**SHORT TASK**
Return every line of the data below that includes the string "output".

Records contained in a dataset:
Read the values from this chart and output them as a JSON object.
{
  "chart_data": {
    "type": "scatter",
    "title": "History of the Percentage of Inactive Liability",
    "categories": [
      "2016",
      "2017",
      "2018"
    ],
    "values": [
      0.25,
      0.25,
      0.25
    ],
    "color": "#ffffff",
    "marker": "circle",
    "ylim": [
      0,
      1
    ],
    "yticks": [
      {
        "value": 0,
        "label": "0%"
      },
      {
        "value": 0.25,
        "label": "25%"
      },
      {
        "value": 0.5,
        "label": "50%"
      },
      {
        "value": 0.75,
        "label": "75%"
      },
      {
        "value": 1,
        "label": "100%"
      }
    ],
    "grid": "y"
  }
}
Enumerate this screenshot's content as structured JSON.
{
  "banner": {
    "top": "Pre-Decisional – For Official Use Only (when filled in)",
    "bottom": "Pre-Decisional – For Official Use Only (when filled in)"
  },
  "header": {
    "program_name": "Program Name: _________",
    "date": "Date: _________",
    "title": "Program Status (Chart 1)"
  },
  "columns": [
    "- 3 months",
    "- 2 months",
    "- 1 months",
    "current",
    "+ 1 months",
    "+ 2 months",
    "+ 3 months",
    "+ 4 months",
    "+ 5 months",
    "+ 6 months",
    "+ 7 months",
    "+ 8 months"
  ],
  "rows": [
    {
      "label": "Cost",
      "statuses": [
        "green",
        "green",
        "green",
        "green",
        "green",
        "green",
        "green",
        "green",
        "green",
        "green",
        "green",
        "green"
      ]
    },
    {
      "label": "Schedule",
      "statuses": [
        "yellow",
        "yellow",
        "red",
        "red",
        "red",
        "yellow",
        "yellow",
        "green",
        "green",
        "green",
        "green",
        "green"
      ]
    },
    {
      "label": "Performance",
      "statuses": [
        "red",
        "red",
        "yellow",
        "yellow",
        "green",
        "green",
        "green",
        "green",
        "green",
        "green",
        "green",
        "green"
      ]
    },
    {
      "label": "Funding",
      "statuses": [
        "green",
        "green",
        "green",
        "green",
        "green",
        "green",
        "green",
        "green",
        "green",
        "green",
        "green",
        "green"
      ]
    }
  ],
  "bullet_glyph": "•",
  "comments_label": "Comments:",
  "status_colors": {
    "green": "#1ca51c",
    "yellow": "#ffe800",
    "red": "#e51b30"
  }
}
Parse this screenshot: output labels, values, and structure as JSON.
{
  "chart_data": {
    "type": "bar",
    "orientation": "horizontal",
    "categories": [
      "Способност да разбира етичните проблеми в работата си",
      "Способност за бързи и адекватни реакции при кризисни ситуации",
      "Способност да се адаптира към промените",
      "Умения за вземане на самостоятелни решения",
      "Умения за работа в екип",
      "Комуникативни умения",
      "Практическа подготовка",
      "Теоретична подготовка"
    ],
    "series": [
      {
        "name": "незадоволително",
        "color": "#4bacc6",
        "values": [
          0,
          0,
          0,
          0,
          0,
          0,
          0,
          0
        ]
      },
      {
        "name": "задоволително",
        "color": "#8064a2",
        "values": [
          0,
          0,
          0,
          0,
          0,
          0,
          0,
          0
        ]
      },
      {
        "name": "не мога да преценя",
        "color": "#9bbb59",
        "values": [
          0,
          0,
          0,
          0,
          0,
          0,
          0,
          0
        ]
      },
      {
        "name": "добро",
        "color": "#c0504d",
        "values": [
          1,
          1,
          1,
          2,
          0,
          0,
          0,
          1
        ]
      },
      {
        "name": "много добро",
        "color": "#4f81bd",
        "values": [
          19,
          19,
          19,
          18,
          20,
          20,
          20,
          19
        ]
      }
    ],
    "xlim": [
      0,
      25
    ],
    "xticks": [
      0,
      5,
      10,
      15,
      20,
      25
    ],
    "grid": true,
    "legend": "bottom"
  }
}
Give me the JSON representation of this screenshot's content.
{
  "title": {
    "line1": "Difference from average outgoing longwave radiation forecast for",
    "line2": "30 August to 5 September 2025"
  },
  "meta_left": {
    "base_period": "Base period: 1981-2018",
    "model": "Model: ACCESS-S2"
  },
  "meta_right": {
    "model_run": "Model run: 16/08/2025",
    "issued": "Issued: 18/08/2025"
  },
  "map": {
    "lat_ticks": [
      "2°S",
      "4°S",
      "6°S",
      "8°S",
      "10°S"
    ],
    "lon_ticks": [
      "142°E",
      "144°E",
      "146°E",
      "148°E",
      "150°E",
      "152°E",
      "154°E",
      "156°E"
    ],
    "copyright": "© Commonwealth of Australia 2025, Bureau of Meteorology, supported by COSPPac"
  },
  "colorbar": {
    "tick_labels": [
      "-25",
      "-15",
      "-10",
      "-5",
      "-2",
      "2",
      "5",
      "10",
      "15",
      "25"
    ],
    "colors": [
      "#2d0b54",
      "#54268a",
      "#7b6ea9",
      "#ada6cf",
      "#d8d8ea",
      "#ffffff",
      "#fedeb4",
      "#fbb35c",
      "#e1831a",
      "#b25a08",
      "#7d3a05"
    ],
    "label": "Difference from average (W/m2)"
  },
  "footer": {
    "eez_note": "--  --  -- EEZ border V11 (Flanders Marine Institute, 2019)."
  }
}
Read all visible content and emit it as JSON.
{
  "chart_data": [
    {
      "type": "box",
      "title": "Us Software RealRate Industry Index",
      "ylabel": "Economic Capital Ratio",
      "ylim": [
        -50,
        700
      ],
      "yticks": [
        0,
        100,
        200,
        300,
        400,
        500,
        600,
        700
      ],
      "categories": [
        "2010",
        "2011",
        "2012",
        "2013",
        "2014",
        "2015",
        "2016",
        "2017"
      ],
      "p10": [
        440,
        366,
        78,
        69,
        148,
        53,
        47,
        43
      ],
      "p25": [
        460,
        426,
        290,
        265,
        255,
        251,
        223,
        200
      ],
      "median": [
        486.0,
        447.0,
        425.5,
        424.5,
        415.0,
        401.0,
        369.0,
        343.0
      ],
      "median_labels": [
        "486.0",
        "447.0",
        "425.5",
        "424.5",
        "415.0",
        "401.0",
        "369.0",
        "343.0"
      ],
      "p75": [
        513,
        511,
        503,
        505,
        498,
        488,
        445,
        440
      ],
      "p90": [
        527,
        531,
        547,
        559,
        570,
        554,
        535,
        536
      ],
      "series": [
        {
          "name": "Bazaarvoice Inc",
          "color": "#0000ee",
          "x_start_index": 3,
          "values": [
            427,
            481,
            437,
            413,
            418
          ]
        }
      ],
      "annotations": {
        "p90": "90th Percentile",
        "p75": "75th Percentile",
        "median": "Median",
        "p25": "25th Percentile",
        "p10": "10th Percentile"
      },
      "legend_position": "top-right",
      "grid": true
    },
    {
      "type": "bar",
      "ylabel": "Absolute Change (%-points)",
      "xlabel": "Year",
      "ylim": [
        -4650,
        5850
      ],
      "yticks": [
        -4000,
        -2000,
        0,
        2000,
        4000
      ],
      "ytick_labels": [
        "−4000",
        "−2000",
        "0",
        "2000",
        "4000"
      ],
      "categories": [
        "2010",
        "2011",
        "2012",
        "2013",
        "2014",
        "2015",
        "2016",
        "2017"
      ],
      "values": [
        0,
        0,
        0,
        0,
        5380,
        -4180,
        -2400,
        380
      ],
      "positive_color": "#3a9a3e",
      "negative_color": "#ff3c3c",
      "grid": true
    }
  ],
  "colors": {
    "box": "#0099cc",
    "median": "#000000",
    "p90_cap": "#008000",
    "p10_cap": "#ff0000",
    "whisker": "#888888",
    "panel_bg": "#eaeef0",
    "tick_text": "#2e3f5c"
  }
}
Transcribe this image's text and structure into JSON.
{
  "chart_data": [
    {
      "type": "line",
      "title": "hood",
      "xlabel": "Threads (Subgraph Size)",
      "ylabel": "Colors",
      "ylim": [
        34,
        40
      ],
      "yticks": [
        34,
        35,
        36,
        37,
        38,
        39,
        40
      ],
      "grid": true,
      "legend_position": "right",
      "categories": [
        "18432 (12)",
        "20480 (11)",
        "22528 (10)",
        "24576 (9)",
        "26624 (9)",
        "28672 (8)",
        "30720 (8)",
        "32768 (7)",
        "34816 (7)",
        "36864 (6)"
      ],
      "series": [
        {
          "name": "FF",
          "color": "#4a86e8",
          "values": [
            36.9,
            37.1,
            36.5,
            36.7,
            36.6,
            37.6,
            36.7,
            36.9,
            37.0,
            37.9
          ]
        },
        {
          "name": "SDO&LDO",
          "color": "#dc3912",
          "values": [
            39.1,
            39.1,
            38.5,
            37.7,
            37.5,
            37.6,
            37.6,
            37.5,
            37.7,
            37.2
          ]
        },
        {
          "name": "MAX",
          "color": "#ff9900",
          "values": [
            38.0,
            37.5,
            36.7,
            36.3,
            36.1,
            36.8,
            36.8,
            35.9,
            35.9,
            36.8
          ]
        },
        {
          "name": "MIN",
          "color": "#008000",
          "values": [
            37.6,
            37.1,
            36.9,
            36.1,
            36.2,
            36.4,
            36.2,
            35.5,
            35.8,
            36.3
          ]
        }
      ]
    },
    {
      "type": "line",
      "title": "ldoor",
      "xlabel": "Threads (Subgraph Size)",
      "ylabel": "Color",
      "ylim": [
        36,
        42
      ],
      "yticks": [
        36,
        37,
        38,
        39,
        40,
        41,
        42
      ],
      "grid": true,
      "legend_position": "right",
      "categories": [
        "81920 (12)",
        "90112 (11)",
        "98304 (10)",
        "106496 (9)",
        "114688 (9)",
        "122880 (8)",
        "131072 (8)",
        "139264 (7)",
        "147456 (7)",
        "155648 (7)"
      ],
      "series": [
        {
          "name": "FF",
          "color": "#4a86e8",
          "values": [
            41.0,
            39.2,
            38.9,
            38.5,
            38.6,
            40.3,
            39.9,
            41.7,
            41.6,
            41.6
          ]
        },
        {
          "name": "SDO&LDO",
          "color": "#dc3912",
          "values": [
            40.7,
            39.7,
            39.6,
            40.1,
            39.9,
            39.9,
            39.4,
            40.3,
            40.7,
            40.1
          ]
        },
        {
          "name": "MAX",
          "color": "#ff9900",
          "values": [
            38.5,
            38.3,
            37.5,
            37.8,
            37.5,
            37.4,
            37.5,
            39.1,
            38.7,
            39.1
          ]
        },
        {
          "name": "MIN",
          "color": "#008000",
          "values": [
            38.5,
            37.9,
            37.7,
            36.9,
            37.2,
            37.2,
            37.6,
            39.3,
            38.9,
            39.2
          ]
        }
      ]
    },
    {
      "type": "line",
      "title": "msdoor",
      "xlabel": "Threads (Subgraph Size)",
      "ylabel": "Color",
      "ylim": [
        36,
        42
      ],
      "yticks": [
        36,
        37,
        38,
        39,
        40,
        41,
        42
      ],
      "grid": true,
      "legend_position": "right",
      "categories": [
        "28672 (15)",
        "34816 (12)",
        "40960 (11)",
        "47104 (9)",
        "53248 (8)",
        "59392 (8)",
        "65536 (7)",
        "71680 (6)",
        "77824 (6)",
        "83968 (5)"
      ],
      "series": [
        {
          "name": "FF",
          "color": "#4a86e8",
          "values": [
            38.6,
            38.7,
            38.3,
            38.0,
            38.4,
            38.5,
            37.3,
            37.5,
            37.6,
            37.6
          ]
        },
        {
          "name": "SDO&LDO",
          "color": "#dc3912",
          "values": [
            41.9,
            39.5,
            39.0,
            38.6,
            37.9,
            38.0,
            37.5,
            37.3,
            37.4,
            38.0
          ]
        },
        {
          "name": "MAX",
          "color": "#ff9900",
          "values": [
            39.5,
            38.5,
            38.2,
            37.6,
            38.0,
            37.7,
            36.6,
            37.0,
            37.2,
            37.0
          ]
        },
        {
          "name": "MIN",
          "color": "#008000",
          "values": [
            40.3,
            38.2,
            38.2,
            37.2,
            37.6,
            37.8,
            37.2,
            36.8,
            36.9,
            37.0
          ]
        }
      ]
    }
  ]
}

**SOLUTION TO THE EXERCISE**
Read the values from this chart and output them as a JSON object.
Parse this screenshot: output labels, values, and structure as JSON.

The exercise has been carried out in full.